• _Exercise aim_: Could you copy every line from the material below in which "arcmin" appears?

• _Record excerpts_:

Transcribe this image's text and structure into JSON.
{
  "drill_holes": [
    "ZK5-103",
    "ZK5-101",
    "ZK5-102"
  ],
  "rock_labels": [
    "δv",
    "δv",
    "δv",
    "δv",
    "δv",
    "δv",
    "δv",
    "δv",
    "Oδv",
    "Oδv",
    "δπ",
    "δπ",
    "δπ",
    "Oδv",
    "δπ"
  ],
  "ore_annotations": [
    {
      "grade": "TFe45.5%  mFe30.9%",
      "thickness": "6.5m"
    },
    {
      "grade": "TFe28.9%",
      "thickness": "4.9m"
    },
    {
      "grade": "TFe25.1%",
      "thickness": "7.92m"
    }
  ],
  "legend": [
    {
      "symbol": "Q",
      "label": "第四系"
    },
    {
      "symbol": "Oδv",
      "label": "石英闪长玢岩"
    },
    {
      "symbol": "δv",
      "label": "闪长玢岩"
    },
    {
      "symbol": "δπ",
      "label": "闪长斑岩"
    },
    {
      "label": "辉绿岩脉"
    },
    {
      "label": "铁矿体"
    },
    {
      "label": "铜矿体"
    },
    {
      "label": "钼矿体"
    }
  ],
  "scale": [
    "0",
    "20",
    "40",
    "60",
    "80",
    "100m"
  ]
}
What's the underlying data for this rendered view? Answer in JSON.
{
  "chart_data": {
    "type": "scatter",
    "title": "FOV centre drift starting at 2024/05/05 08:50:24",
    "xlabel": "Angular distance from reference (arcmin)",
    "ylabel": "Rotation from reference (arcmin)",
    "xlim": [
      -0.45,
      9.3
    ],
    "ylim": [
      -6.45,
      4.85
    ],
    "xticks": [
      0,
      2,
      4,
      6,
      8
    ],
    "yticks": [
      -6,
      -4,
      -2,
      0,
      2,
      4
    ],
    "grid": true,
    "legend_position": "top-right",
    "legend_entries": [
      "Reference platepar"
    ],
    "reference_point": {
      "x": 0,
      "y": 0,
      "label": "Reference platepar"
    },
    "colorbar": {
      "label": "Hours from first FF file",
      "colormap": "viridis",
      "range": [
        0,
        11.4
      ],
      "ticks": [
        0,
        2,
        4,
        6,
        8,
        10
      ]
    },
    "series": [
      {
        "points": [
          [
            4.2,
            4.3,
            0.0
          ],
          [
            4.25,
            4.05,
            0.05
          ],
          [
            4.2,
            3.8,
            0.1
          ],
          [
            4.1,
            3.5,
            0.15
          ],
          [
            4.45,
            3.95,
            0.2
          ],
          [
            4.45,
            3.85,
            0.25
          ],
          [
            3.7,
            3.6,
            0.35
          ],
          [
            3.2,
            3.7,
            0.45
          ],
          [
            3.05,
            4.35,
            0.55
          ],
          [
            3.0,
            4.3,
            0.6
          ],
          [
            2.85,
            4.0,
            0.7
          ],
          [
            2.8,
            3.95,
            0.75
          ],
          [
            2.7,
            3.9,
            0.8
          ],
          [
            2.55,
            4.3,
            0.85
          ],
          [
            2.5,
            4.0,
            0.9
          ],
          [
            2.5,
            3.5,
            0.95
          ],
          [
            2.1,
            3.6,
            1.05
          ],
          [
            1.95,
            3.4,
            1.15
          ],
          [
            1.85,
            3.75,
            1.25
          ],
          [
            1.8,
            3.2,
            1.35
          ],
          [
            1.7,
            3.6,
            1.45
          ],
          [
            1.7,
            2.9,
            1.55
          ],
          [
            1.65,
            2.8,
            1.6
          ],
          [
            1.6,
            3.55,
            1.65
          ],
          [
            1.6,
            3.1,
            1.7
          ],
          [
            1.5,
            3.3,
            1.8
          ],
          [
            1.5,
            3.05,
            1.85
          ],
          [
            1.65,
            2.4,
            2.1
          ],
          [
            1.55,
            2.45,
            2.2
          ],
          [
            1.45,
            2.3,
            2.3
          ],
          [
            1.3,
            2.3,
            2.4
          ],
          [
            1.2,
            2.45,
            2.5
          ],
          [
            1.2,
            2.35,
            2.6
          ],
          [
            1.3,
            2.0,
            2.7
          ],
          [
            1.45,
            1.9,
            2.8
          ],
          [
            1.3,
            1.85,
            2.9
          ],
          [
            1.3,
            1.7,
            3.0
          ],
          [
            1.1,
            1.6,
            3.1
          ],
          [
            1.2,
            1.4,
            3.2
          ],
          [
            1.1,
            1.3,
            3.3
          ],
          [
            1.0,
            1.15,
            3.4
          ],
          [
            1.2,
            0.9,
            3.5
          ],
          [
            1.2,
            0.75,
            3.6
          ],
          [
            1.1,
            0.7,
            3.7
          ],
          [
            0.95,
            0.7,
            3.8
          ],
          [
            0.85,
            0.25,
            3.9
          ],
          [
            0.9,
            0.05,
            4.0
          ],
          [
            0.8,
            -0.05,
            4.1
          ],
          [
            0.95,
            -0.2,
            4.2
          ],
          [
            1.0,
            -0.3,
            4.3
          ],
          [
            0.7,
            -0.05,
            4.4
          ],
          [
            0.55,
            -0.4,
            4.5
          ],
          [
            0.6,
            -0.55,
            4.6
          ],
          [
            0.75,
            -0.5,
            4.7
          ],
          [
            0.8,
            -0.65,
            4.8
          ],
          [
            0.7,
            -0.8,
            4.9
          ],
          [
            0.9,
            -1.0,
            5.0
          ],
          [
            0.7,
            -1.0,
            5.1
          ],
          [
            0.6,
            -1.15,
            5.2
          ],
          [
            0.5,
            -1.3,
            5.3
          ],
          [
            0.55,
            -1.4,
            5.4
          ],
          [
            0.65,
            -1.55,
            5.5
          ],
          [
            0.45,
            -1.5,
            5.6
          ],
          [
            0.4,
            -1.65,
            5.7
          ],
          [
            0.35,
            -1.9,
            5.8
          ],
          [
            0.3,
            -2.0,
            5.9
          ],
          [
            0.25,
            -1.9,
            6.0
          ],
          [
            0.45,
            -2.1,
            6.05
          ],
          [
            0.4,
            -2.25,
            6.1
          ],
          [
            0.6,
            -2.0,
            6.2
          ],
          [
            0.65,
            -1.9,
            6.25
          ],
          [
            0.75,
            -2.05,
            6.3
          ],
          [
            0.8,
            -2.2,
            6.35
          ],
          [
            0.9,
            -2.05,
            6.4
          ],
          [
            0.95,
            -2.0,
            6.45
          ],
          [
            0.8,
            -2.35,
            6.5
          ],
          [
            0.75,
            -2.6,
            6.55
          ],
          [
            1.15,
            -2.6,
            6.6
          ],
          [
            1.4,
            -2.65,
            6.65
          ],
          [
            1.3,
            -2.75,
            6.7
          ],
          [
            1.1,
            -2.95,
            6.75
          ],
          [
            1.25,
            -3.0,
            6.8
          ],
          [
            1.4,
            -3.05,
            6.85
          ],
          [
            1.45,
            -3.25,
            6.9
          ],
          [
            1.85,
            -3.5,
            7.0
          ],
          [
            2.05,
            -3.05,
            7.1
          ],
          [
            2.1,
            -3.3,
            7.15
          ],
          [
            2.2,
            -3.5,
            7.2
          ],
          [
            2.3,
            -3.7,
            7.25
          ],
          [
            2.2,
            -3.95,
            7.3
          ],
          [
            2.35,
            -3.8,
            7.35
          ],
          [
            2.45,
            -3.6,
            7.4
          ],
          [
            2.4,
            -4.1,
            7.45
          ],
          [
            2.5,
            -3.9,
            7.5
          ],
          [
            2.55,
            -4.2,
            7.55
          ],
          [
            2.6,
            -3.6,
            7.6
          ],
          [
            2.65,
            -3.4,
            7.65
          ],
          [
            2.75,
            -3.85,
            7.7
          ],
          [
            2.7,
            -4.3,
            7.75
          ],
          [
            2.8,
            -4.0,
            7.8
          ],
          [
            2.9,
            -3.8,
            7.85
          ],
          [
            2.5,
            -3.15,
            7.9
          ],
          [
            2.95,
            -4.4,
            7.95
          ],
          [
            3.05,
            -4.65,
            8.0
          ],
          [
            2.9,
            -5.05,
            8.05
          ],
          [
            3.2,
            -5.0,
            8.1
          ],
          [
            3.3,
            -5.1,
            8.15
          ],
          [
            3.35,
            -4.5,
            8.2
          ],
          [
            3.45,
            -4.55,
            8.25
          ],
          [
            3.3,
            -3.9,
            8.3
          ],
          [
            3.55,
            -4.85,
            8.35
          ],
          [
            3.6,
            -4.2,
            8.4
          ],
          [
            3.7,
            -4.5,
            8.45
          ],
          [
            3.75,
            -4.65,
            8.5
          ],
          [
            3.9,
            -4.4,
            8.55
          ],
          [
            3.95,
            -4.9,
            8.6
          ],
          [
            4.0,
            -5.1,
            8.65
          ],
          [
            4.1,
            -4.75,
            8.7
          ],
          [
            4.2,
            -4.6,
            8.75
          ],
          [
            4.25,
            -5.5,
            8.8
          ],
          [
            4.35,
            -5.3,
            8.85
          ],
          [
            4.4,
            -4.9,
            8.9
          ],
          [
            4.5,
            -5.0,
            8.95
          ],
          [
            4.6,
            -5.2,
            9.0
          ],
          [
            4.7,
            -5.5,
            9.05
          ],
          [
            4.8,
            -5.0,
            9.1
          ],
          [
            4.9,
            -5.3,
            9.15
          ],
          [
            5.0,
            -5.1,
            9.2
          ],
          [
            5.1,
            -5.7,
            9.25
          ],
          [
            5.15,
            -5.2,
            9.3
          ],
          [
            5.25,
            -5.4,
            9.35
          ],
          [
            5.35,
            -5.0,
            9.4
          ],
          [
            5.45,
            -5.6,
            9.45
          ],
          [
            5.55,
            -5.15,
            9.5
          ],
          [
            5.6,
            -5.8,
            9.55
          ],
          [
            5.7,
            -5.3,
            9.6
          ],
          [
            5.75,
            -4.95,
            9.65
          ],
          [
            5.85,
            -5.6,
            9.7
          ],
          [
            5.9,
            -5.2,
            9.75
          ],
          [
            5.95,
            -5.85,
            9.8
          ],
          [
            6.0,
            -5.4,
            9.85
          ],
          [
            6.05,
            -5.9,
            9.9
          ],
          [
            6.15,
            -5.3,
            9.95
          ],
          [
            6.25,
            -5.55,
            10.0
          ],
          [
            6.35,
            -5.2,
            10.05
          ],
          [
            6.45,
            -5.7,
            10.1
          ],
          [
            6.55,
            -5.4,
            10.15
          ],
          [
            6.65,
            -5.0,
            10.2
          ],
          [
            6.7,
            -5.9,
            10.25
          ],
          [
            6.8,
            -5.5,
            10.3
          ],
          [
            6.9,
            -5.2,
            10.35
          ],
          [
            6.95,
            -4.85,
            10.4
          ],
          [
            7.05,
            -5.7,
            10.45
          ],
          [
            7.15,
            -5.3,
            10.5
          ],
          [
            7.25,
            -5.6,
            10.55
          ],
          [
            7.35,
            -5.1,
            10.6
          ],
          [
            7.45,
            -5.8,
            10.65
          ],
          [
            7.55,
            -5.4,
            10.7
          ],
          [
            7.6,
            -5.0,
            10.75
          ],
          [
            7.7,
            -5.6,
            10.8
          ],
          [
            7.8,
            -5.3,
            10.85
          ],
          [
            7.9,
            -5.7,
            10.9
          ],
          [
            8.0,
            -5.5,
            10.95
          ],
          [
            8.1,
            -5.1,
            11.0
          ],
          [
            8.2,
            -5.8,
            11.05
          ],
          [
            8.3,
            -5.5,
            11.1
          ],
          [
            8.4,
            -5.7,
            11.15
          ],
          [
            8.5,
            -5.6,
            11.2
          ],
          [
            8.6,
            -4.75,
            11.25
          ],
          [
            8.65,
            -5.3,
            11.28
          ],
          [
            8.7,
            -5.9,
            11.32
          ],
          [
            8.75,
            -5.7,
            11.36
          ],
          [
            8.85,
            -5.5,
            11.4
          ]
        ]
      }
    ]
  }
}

• _Response for this exercise_:
    "xlabel": "Angular distance from reference (arcmin)",
    "ylabel": "Rotation from reference (arcmin)",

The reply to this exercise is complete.